## Data supplied

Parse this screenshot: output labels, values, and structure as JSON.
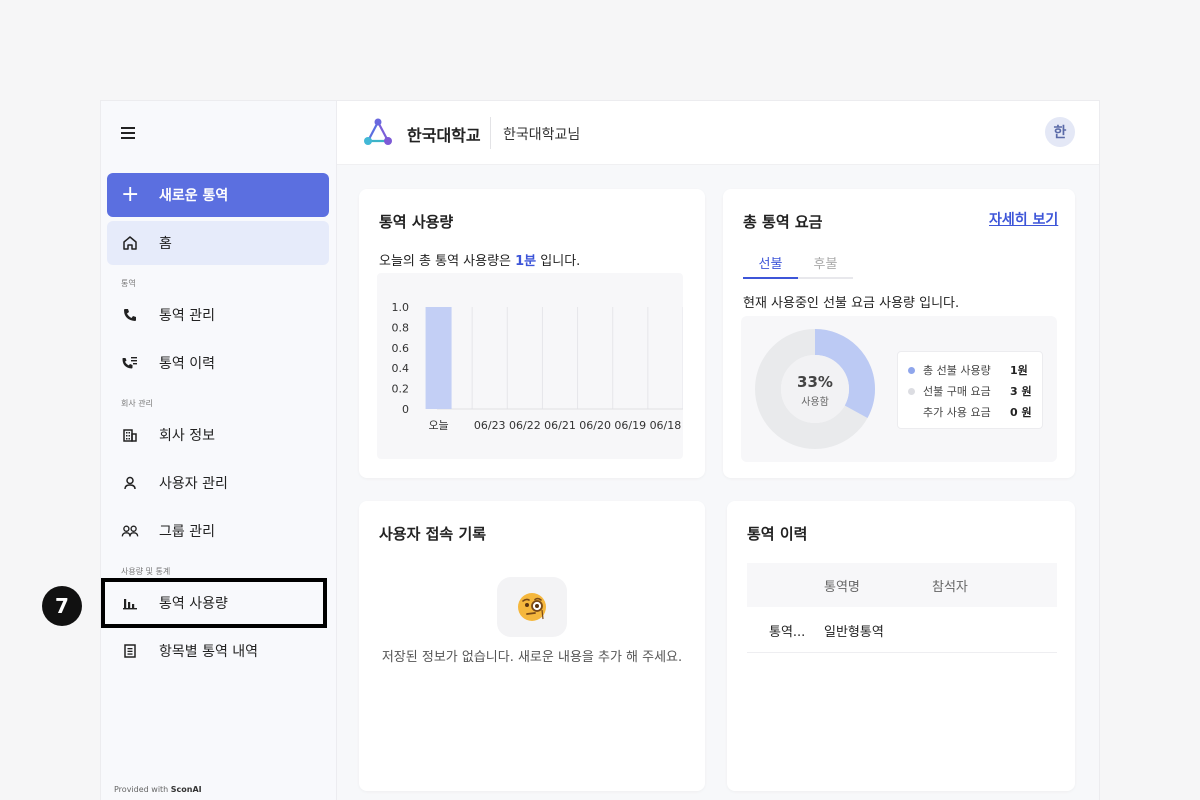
{
  "header": {
    "org_name": "한국대학교",
    "user_greeting": "한국대학교님",
    "avatar_initial": "한"
  },
  "sidebar": {
    "new_button": "새로운 통역",
    "home": "홈",
    "section_interpret": "통역",
    "interpret_manage": "통역 관리",
    "interpret_history": "통역 이력",
    "section_company": "회사 관리",
    "company_info": "회사 정보",
    "user_manage": "사용자 관리",
    "group_manage": "그룹 관리",
    "section_stats": "사용량 및 통계",
    "interpret_usage": "통역 사용량",
    "item_history": "항목별 통역 내역",
    "footer_prefix": "Provided with ",
    "footer_brand": "SconAI"
  },
  "step_badge": "7",
  "usage_card": {
    "title": "통역 사용량",
    "text_before": "오늘의 총 통역 사용량은 ",
    "text_value": "1분",
    "text_after": " 입니다."
  },
  "chart_data": {
    "type": "bar",
    "categories": [
      "오늘",
      "06/23",
      "06/22",
      "06/21",
      "06/20",
      "06/19",
      "06/18"
    ],
    "values": [
      1.0,
      0,
      0,
      0,
      0,
      0,
      0
    ],
    "ylim": [
      0,
      1.0
    ],
    "yticks": [
      "1.0",
      "0.8",
      "0.6",
      "0.4",
      "0.2",
      "0"
    ],
    "grid": true,
    "bar_color": "#c3cff5"
  },
  "fee_card": {
    "title": "총 통역 요금",
    "detail_link": "자세히 보기",
    "tab_prepaid": "선불",
    "tab_postpaid": "후불",
    "desc": "현재 사용중인 선불 요금 사용량 입니다.",
    "donut_percent": "33%",
    "donut_label": "사용함",
    "donut_fraction": 0.33,
    "legend": [
      {
        "label": "총 선불 사용량",
        "value": "1원",
        "color": "#8fa6ec"
      },
      {
        "label": "선불 구매 요금",
        "value": "3 원",
        "color": "#dcdde2"
      },
      {
        "label": "추가 사용 요금",
        "value": "0 원",
        "color": ""
      }
    ]
  },
  "access_card": {
    "title": "사용자 접속 기록",
    "empty_text": "저장된 정보가 없습니다. 새로운 내용을 추가 해 주세요."
  },
  "history_card": {
    "title": "통역 이력",
    "columns": [
      "통역명",
      "참석자"
    ],
    "rows": [
      {
        "col0": "통역...",
        "name": "일반형통역",
        "attendee": ""
      }
    ]
  },
  "colors": {
    "accent": "#5b6fe0",
    "link": "#3d55d8"
  }
}
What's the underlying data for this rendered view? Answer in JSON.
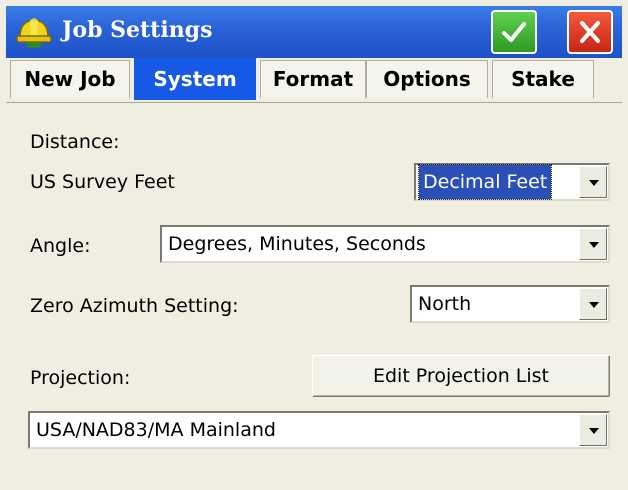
{
  "window": {
    "title": "Job Settings",
    "icon": "hardhat-icon",
    "ok_icon": "checkmark-icon",
    "close_icon": "close-x-icon"
  },
  "tabs": [
    {
      "label": "New Job"
    },
    {
      "label": "System"
    },
    {
      "label": "Format"
    },
    {
      "label": "Options"
    },
    {
      "label": "Stake"
    }
  ],
  "active_tab": "System",
  "distance": {
    "label": "Distance:",
    "units": "US Survey Feet",
    "format_value": "Decimal Feet"
  },
  "angle": {
    "label": "Angle:",
    "value": "Degrees, Minutes, Seconds"
  },
  "zero_azimuth": {
    "label": "Zero Azimuth Setting:",
    "value": "North"
  },
  "projection": {
    "label": "Projection:",
    "edit_button": "Edit Projection List",
    "value": "USA/NAD83/MA Mainland"
  },
  "colors": {
    "titlebar": "#2a62d6",
    "active_tab": "#1659e6",
    "ok_green": "#3fb22f",
    "close_red": "#d93a22",
    "panel": "#efeee1"
  }
}
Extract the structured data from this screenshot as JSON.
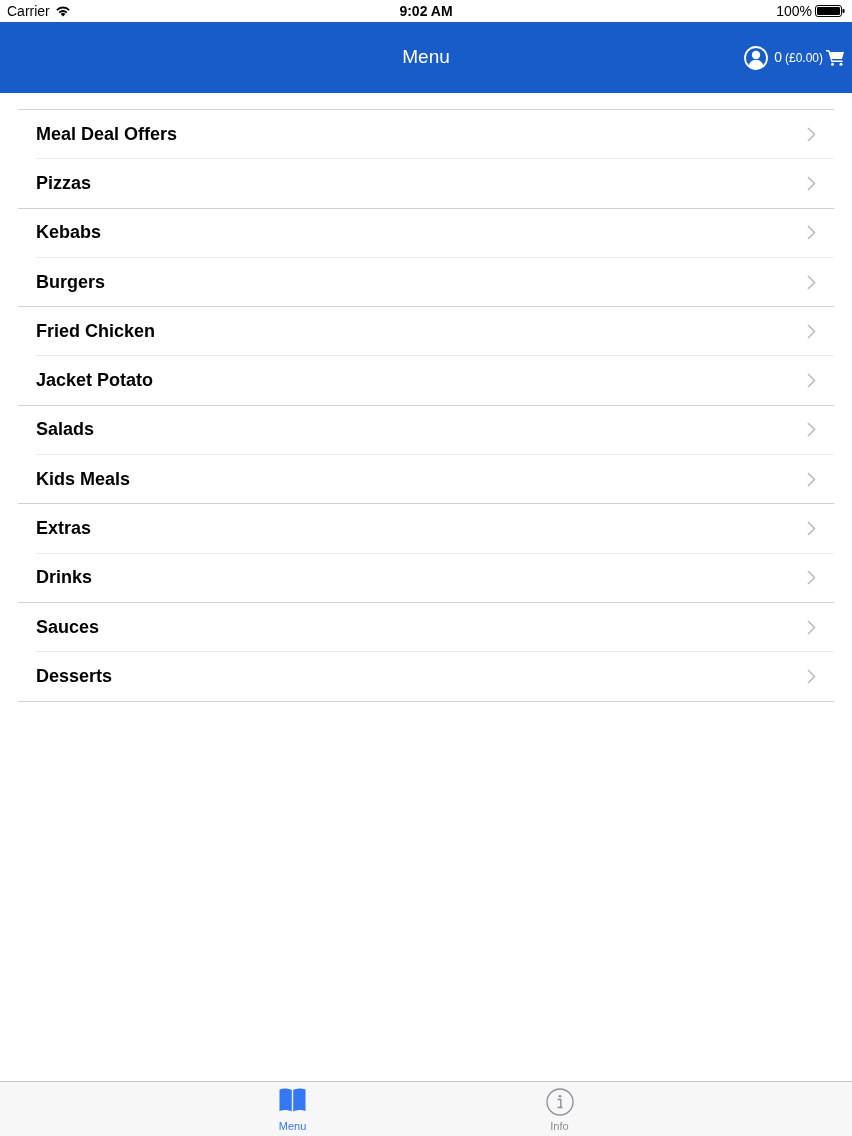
{
  "status_bar": {
    "carrier": "Carrier",
    "time": "9:02 AM",
    "battery": "100%"
  },
  "nav_bar": {
    "title": "Menu",
    "cart": {
      "count": "0",
      "total": "(£0.00)"
    }
  },
  "categories": [
    {
      "label": "Meal Deal Offers"
    },
    {
      "label": "Pizzas"
    },
    {
      "label": "Kebabs"
    },
    {
      "label": "Burgers"
    },
    {
      "label": "Fried Chicken"
    },
    {
      "label": "Jacket Potato"
    },
    {
      "label": "Salads"
    },
    {
      "label": "Kids Meals"
    },
    {
      "label": "Extras"
    },
    {
      "label": "Drinks"
    },
    {
      "label": "Sauces"
    },
    {
      "label": "Desserts"
    }
  ],
  "tab_bar": [
    {
      "kind": "book",
      "label": "Menu",
      "selected": true
    },
    {
      "kind": "info",
      "label": "Info",
      "selected": false
    }
  ]
}
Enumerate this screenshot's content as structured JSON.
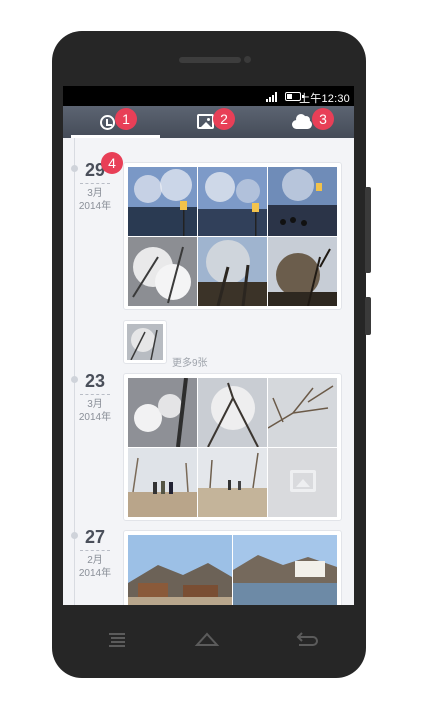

## What to work on
Omit the images and transcribe all of the records above word for word.

## Exercise solution
Parse this screenshot: output labels, values, and structure as JSON.
{
  "header": {
    "org_name": "한국대학교",
    "user_greeting": "한국대학교님",
    "avatar_initial": "한"
  },
  "sidebar": {
    "new_button": "새로운 통역",
    "home": "홈",
    "section_interpret": "통역",
    "interpret_manage": "통역 관리",
    "interpret_history": "통역 이력",
    "section_company": "회사 관리",
    "company_info": "회사 정보",
    "user_manage": "사용자 관리",
    "group_manage": "그룹 관리",
    "section_stats": "사용량 및 통계",
    "interpret_usage": "통역 사용량",
    "item_history": "항목별 통역 내역",
    "footer_prefix": "Provided with ",
    "footer_brand": "SconAI"
  },
  "step_badge": "7",
  "usage_card": {
    "title": "통역 사용량",
    "text_before": "오늘의 총 통역 사용량은 ",
    "text_value": "1분",
    "text_after": " 입니다."
  },
  "chart_data": {
    "type": "bar",
    "categories": [
      "오늘",
      "06/23",
      "06/22",
      "06/21",
      "06/20",
      "06/19",
      "06/18"
    ],
    "values": [
      1.0,
      0,
      0,
      0,
      0,
      0,
      0
    ],
    "ylim": [
      0,
      1.0
    ],
    "yticks": [
      "1.0",
      "0.8",
      "0.6",
      "0.4",
      "0.2",
      "0"
    ],
    "grid": true,
    "bar_color": "#c3cff5"
  },
  "fee_card": {
    "title": "총 통역 요금",
    "detail_link": "자세히 보기",
    "tab_prepaid": "선불",
    "tab_postpaid": "후불",
    "desc": "현재 사용중인 선불 요금 사용량 입니다.",
    "donut_percent": "33%",
    "donut_label": "사용함",
    "donut_fraction": 0.33,
    "legend": [
      {
        "label": "총 선불 사용량",
        "value": "1원",
        "color": "#8fa6ec"
      },
      {
        "label": "선불 구매 요금",
        "value": "3 원",
        "color": "#dcdde2"
      },
      {
        "label": "추가 사용 요금",
        "value": "0 원",
        "color": ""
      }
    ]
  },
  "access_card": {
    "title": "사용자 접속 기록",
    "empty_text": "저장된 정보가 없습니다. 새로운 내용을 추가 해 주세요."
  },
  "history_card": {
    "title": "통역 이력",
    "columns": [
      "통역명",
      "참석자"
    ],
    "rows": [
      {
        "col0": "통역...",
        "name": "일반형통역",
        "attendee": ""
      }
    ]
  },
  "colors": {
    "accent": "#5b6fe0",
    "link": "#3d55d8"
  }
}
What's the underlying data for this rendered view? Answer in JSON.
{
  "window": {
    "title": "Job Settings",
    "icon": "hardhat-icon",
    "ok_icon": "checkmark-icon",
    "close_icon": "close-x-icon"
  },
  "tabs": [
    {
      "label": "New Job"
    },
    {
      "label": "System"
    },
    {
      "label": "Format"
    },
    {
      "label": "Options"
    },
    {
      "label": "Stake"
    }
  ],
  "active_tab": "System",
  "distance": {
    "label": "Distance:",
    "units": "US Survey Feet",
    "format_value": "Decimal Feet"
  },
  "angle": {
    "label": "Angle:",
    "value": "Degrees, Minutes, Seconds"
  },
  "zero_azimuth": {
    "label": "Zero Azimuth Setting:",
    "value": "North"
  },
  "projection": {
    "label": "Projection:",
    "edit_button": "Edit Projection List",
    "value": "USA/NAD83/MA Mainland"
  },
  "colors": {
    "titlebar": "#2a62d6",
    "active_tab": "#1659e6",
    "ok_green": "#3fb22f",
    "close_red": "#d93a22",
    "panel": "#efeee1"
  }
}
Extract the structured data from this screenshot as JSON.
{
  "status_bar": {
    "carrier": "Carrier",
    "time": "9:02 AM",
    "battery": "100%"
  },
  "nav_bar": {
    "title": "Menu",
    "cart": {
      "count": "0",
      "total": "(£0.00)"
    }
  },
  "categories": [
    {
      "label": "Meal Deal Offers"
    },
    {
      "label": "Pizzas"
    },
    {
      "label": "Kebabs"
    },
    {
      "label": "Burgers"
    },
    {
      "label": "Fried Chicken"
    },
    {
      "label": "Jacket Potato"
    },
    {
      "label": "Salads"
    },
    {
      "label": "Kids Meals"
    },
    {
      "label": "Extras"
    },
    {
      "label": "Drinks"
    },
    {
      "label": "Sauces"
    },
    {
      "label": "Desserts"
    }
  ],
  "tab_bar": [
    {
      "kind": "book",
      "label": "Menu",
      "selected": true
    },
    {
      "kind": "info",
      "label": "Info",
      "selected": false
    }
  ]
}
Enumerate this screenshot's content as structured JSON.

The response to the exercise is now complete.